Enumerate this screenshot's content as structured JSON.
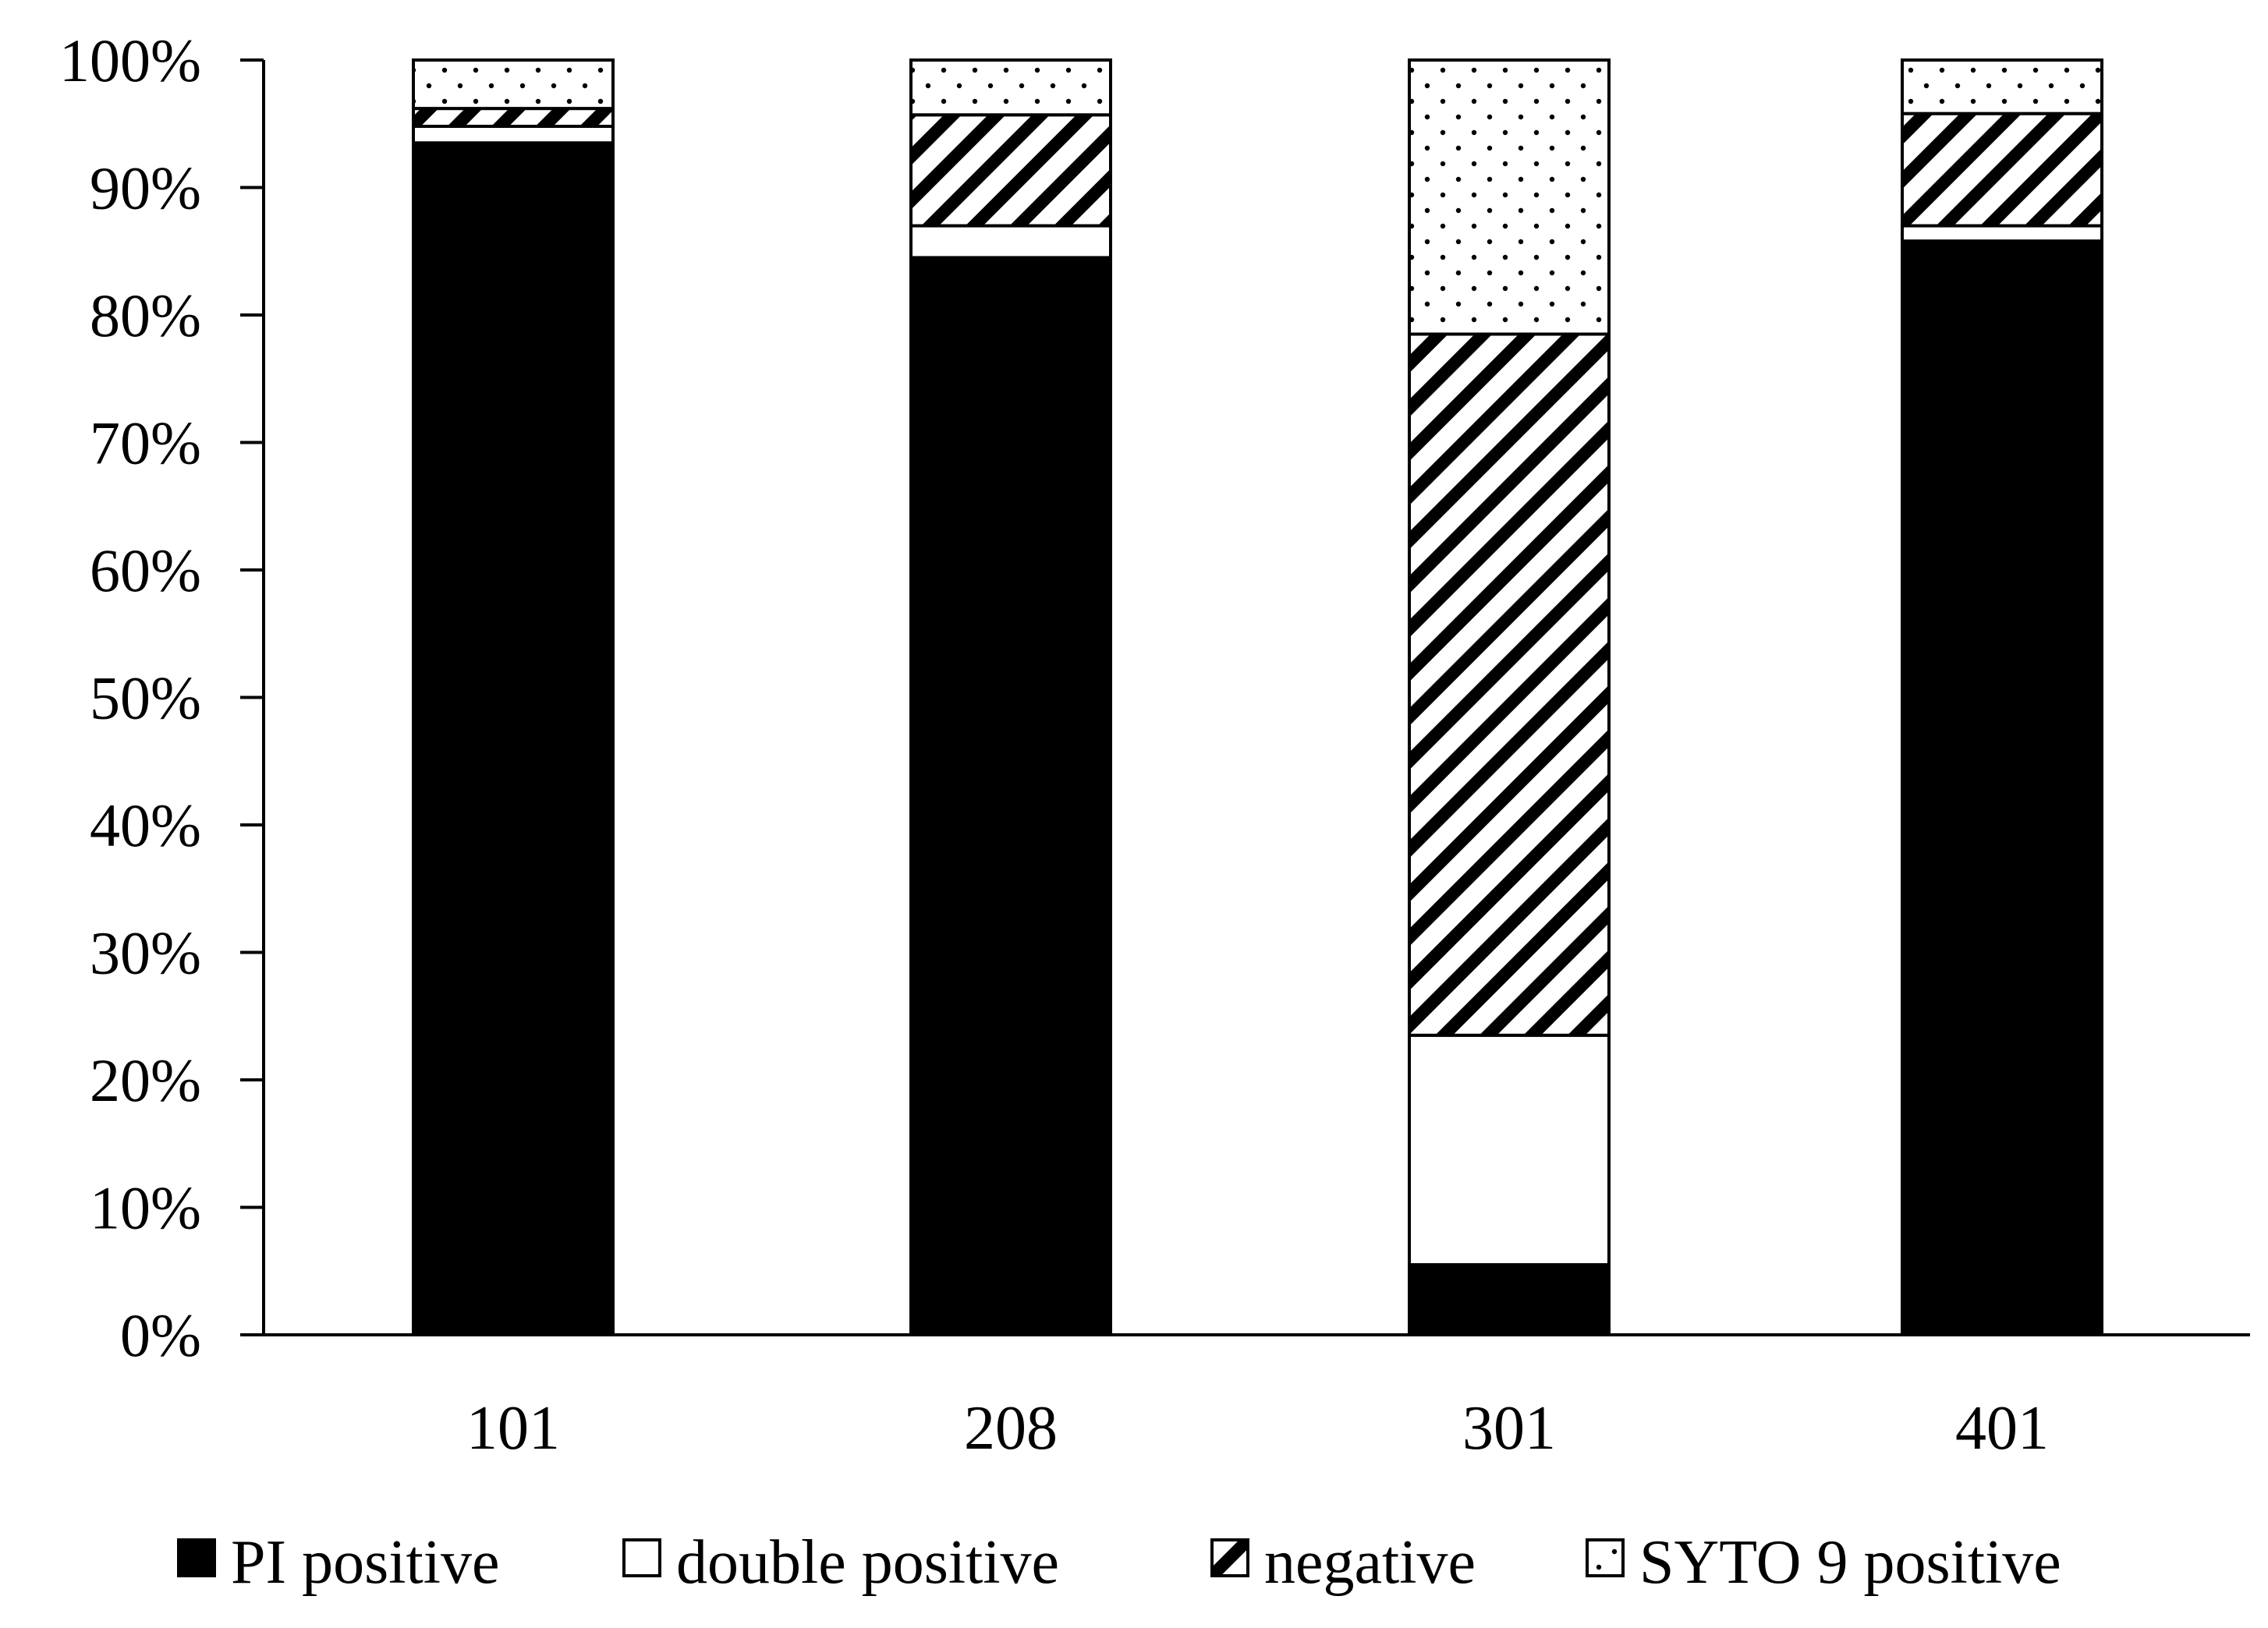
{
  "chart_data": {
    "type": "bar",
    "stacked": true,
    "normalized": true,
    "title": "",
    "xlabel": "",
    "ylabel": "",
    "categories": [
      "101",
      "208",
      "301",
      "401"
    ],
    "ylim": [
      0,
      100
    ],
    "yticks": [
      "0%",
      "10%",
      "20%",
      "30%",
      "40%",
      "50%",
      "60%",
      "70%",
      "80%",
      "90%",
      "100%"
    ],
    "series": [
      {
        "name": "PI positive",
        "pattern": "solid",
        "values": [
          93.5,
          84.5,
          5.5,
          85.8
        ]
      },
      {
        "name": "double positive",
        "pattern": "white",
        "values": [
          1.3,
          2.5,
          18.0,
          1.2
        ]
      },
      {
        "name": "negative",
        "pattern": "diagonal-hatch",
        "values": [
          1.4,
          8.7,
          55.0,
          8.8
        ]
      },
      {
        "name": "SYTO 9 positive",
        "pattern": "dots",
        "values": [
          3.8,
          4.3,
          21.5,
          4.2
        ]
      }
    ],
    "legend_position": "bottom",
    "grid": false,
    "colors": {
      "ink": "#000000",
      "paper": "#ffffff"
    }
  }
}
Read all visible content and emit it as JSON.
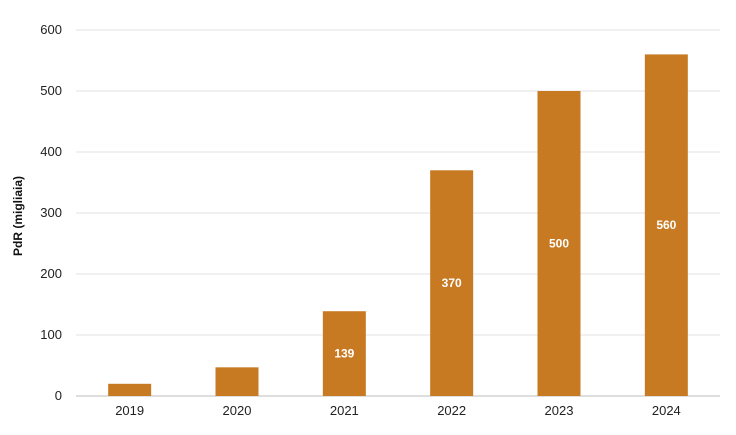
{
  "chart_data": {
    "type": "bar",
    "categories": [
      "2019",
      "2020",
      "2021",
      "2022",
      "2023",
      "2024"
    ],
    "values": [
      20,
      47,
      139,
      370,
      500,
      560
    ],
    "data_labels": [
      "",
      "",
      "139",
      "370",
      "500",
      "560"
    ],
    "title": "",
    "xlabel": "",
    "ylabel": "PdR (migliaia)",
    "ylim": [
      0,
      600
    ],
    "yticks": [
      "0",
      "100",
      "200",
      "300",
      "400",
      "500",
      "600"
    ],
    "grid": true,
    "legend": "none",
    "colors": {
      "bar": "#c87a22",
      "grid": "#e2e2e2"
    }
  }
}
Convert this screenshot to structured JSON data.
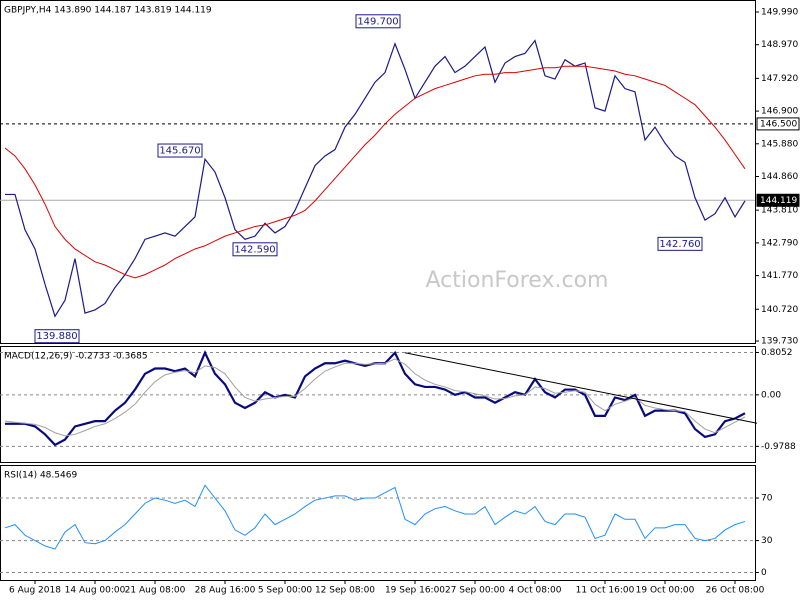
{
  "chart_data": [
    {
      "type": "line",
      "title": "GBPJPY,H4  143.890 144.187 143.819 144.119",
      "watermark": "ActionForex.com",
      "ylim": [
        139.668,
        150.364
      ],
      "yticks": [
        {
          "value": 149.99,
          "label": "149.990"
        },
        {
          "value": 148.97,
          "label": "148.970"
        },
        {
          "value": 147.92,
          "label": "147.920"
        },
        {
          "value": 146.9,
          "label": "146.900"
        },
        {
          "value": 145.88,
          "label": "145.880"
        },
        {
          "value": 144.86,
          "label": "144.860"
        },
        {
          "value": 143.81,
          "label": "143.810"
        },
        {
          "value": 142.79,
          "label": "142.790"
        },
        {
          "value": 141.77,
          "label": "141.770"
        },
        {
          "value": 140.72,
          "label": "140.720"
        },
        {
          "value": 139.73,
          "label": "139.730"
        }
      ],
      "series": [
        {
          "color": "#1a1a8c",
          "values": [
            144.3,
            144.3,
            143.2,
            142.6,
            141.5,
            140.5,
            141.0,
            142.3,
            140.6,
            140.7,
            140.9,
            141.4,
            141.8,
            142.3,
            142.9,
            143.0,
            143.1,
            143.0,
            143.3,
            143.6,
            145.4,
            145.0,
            144.2,
            143.2,
            142.9,
            143.0,
            143.4,
            143.1,
            143.3,
            143.8,
            144.5,
            145.2,
            145.5,
            145.7,
            146.4,
            146.8,
            147.3,
            147.8,
            148.1,
            149.0,
            148.2,
            147.3,
            147.8,
            148.3,
            148.6,
            148.1,
            148.3,
            148.6,
            148.9,
            147.8,
            148.4,
            148.6,
            148.7,
            149.1,
            148.0,
            147.9,
            148.5,
            148.3,
            148.4,
            147.0,
            146.9,
            148.0,
            147.6,
            147.5,
            146.0,
            146.4,
            145.9,
            145.5,
            145.3,
            144.2,
            143.5,
            143.7,
            144.2,
            143.6,
            144.1
          ]
        },
        {
          "color": "#e00000",
          "values": [
            145.75,
            145.5,
            145.1,
            144.6,
            144.0,
            143.3,
            142.9,
            142.6,
            142.4,
            142.2,
            142.1,
            141.95,
            141.8,
            141.7,
            141.8,
            141.95,
            142.1,
            142.3,
            142.45,
            142.6,
            142.7,
            142.85,
            143.0,
            143.1,
            143.2,
            143.3,
            143.35,
            143.45,
            143.55,
            143.65,
            143.8,
            144.1,
            144.45,
            144.8,
            145.15,
            145.5,
            145.85,
            146.15,
            146.5,
            146.8,
            147.05,
            147.3,
            147.45,
            147.6,
            147.7,
            147.8,
            147.9,
            148.0,
            148.05,
            148.05,
            148.1,
            148.1,
            148.15,
            148.2,
            148.25,
            148.25,
            148.3,
            148.3,
            148.3,
            148.25,
            148.2,
            148.15,
            148.05,
            148.0,
            147.9,
            147.8,
            147.7,
            147.5,
            147.3,
            147.1,
            146.75,
            146.4,
            146.0,
            145.55,
            145.1
          ]
        }
      ],
      "annotations": [
        {
          "value": 149.7,
          "label": "149.700"
        },
        {
          "value": 145.67,
          "label": "145.670"
        },
        {
          "value": 142.59,
          "label": "142.590"
        },
        {
          "value": 142.76,
          "label": "142.760"
        },
        {
          "value": 139.88,
          "label": "139.880"
        }
      ],
      "hlines": [
        {
          "value": 146.5,
          "label": "146.500",
          "style": "dashed"
        },
        {
          "value": 144.119,
          "label": "144.119",
          "style": "current"
        }
      ]
    },
    {
      "type": "line",
      "title": "MACD(12,26,9) -0.2733 -0.3685",
      "ylim": [
        -1.276,
        0.928
      ],
      "yticks": [
        0.8052,
        {
          "value": 0,
          "label": "0.00"
        },
        -0.9788
      ],
      "series": [
        {
          "color": "#0a0a80",
          "values": [
            -0.55,
            -0.55,
            -0.55,
            -0.6,
            -0.75,
            -0.95,
            -0.85,
            -0.6,
            -0.55,
            -0.5,
            -0.5,
            -0.3,
            -0.15,
            0.1,
            0.4,
            0.5,
            0.5,
            0.45,
            0.5,
            0.35,
            0.8,
            0.4,
            0.2,
            -0.15,
            -0.25,
            -0.15,
            0.05,
            -0.05,
            0,
            -0.05,
            0.35,
            0.5,
            0.6,
            0.6,
            0.65,
            0.6,
            0.55,
            0.6,
            0.6,
            0.8,
            0.4,
            0.2,
            0.15,
            0.15,
            0.1,
            0,
            0.05,
            -0.05,
            -0.05,
            -0.15,
            -0.05,
            0.05,
            0,
            0.3,
            0.05,
            -0.05,
            0.1,
            0.1,
            0,
            -0.4,
            -0.4,
            -0.05,
            -0.1,
            0,
            -0.4,
            -0.3,
            -0.3,
            -0.3,
            -0.35,
            -0.65,
            -0.8,
            -0.75,
            -0.5,
            -0.45,
            -0.35
          ]
        },
        {
          "color": "#a0a0a0",
          "values": [
            -0.5,
            -0.52,
            -0.54,
            -0.56,
            -0.62,
            -0.72,
            -0.78,
            -0.75,
            -0.68,
            -0.6,
            -0.55,
            -0.45,
            -0.33,
            -0.18,
            0.05,
            0.25,
            0.38,
            0.43,
            0.46,
            0.42,
            0.55,
            0.52,
            0.4,
            0.15,
            -0.05,
            -0.12,
            -0.08,
            -0.05,
            -0.03,
            -0.03,
            0.12,
            0.3,
            0.45,
            0.53,
            0.6,
            0.6,
            0.58,
            0.59,
            0.6,
            0.68,
            0.58,
            0.4,
            0.28,
            0.2,
            0.15,
            0.08,
            0.06,
            0.02,
            -0.02,
            -0.08,
            -0.07,
            -0.02,
            0,
            0.15,
            0.12,
            0.03,
            0.05,
            0.08,
            0.05,
            -0.18,
            -0.3,
            -0.18,
            -0.12,
            -0.05,
            -0.2,
            -0.25,
            -0.28,
            -0.3,
            -0.32,
            -0.5,
            -0.65,
            -0.72,
            -0.62,
            -0.52,
            -0.42
          ]
        }
      ],
      "trendline": [
        0.8,
        -0.54
      ]
    },
    {
      "type": "line",
      "title": "RSI(14) 48.5469",
      "ylim": [
        -7.1,
        101.1
      ],
      "yticks": [
        70,
        30,
        0
      ],
      "categories": [
        null,
        null,
        null,
        "6 Aug 2018",
        null,
        null,
        null,
        null,
        null,
        "14 Aug 00:00",
        null,
        null,
        null,
        null,
        null,
        "21 Aug 08:00",
        null,
        null,
        null,
        null,
        null,
        null,
        "28 Aug 16:00",
        null,
        null,
        null,
        null,
        null,
        "5 Sep 00:00",
        null,
        null,
        null,
        null,
        null,
        "12 Sep 08:00",
        null,
        null,
        null,
        null,
        null,
        null,
        "19 Sep 16:00",
        null,
        null,
        null,
        null,
        null,
        "27 Sep 00:00",
        null,
        null,
        null,
        null,
        null,
        "4 Oct 08:00",
        null,
        null,
        null,
        null,
        null,
        null,
        "11 Oct 16:00",
        null,
        null,
        null,
        null,
        null,
        "19 Oct 00:00",
        null,
        null,
        null,
        null,
        null,
        null,
        "26 Oct 08:00",
        null
      ],
      "series": [
        {
          "color": "#1e90ff",
          "values": [
            42,
            45,
            35,
            30,
            25,
            22,
            38,
            45,
            28,
            27,
            30,
            38,
            45,
            55,
            65,
            70,
            68,
            65,
            68,
            62,
            82,
            70,
            58,
            40,
            35,
            42,
            55,
            45,
            50,
            55,
            62,
            68,
            70,
            72,
            72,
            68,
            70,
            70,
            75,
            80,
            50,
            45,
            55,
            60,
            62,
            58,
            55,
            55,
            62,
            45,
            52,
            58,
            55,
            62,
            48,
            45,
            55,
            55,
            52,
            32,
            35,
            55,
            50,
            50,
            32,
            42,
            42,
            45,
            45,
            32,
            30,
            32,
            40,
            45,
            48
          ]
        }
      ]
    }
  ]
}
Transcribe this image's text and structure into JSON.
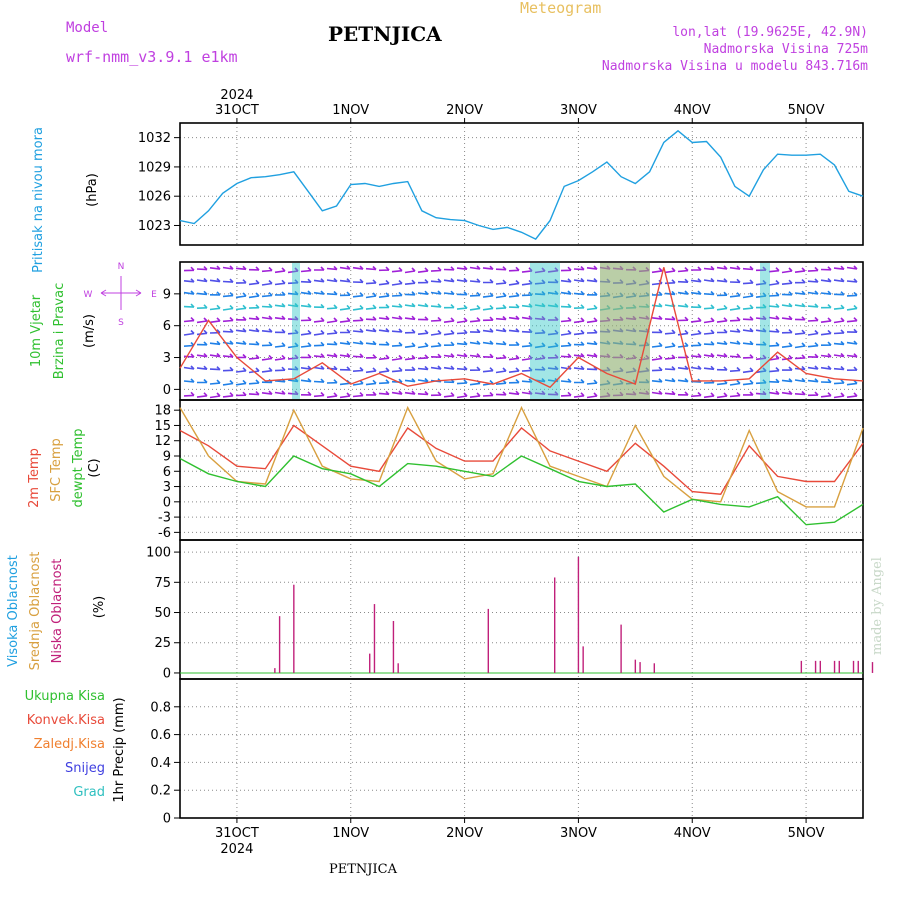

********************

_SHORT PROBLEM_
Pull out each line of the records holding the string "structured".

_FINAL RESULT_
Enumerate this screenshot's content as structured JSON.
Convert this screenshot to structured JSON data.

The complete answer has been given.